- [PROBLEM TO WORK ON]: Return every line of the material exactly.

::::::::::

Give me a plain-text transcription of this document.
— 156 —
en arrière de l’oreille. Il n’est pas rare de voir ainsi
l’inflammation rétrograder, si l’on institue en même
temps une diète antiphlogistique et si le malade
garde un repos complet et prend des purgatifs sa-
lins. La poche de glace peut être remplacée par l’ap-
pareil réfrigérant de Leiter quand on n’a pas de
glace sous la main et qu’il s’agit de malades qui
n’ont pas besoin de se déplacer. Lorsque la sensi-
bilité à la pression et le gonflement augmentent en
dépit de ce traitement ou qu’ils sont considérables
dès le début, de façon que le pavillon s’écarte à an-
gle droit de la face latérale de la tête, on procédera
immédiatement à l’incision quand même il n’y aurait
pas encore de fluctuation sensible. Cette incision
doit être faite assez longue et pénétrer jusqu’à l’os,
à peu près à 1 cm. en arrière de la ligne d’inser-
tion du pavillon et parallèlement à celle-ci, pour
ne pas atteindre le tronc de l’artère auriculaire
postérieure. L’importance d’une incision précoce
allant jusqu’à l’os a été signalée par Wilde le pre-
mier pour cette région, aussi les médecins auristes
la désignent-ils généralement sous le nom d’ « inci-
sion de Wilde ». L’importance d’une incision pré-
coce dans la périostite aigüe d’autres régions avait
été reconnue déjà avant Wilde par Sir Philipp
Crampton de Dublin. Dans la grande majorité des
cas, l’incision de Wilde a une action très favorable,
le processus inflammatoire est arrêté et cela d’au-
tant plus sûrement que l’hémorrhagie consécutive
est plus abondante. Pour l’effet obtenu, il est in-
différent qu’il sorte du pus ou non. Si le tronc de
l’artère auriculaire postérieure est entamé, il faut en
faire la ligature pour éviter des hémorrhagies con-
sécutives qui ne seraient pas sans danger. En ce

::::::::::

- [SOLUTION FOR THIS PROBLEM]:
Give me a plain-text transcription of this document.
— 156 —
en arrière de l’oreille. Il n’est pas rare de voir ainsi
l’inflammation rétrograder, si l’on institue en même
temps une diète antiphlogistique et si le malade
garde un repos complet et prend des purgatifs sa-
lins. La poche de glace peut être remplacée par l’ap-
pareil réfrigérant de Leiter quand on n’a pas de
glace sous la main et qu’il s’agit de malades qui
n’ont pas besoin de se déplacer. Lorsque la sensi-
bilité à la pression et le gonflement augmentent en
dépit de ce traitement ou qu’ils sont considérables
dès le début, de façon que le pavillon s’écarte à an-
gle droit de la face latérale de la tête, on procédera
immédiatement à l’incision quand même il n’y aurait
pas encore de fluctuation sensible. Cette incision
doit être faite assez longue et pénétrer jusqu’à l’os,
à peu près à 1 cm. en arrière de la ligne d’inser-
tion du pavillon et parallèlement à celle-ci, pour
ne pas atteindre le tronc de l’artère auriculaire
postérieure. L’importance d’une incision précoce
allant jusqu’à l’os a été signalée par Wilde le pre-
mier pour cette région, aussi les médecins auristes
la désignent-ils généralement sous le nom d’ « inci-
sion de Wilde ». L’importance d’une incision pré-
coce dans la périostite aigüe d’autres régions avait
été reconnue déjà avant Wilde par Sir Philipp
Crampton de Dublin. Dans la grande majorité des
cas, l’incision de Wilde a une action très favorable,
le processus inflammatoire est arrêté et cela d’au-
tant plus sûrement que l’hémorrhagie consécutive
est plus abondante. Pour l’effet obtenu, il est in-
différent qu’il sorte du pus ou non. Si le tronc de
l’artère auriculaire postérieure est entamé, il faut en
faire la ligature pour éviter des hémorrhagies con-
sécutives qui ne seraient pas sans danger. En ce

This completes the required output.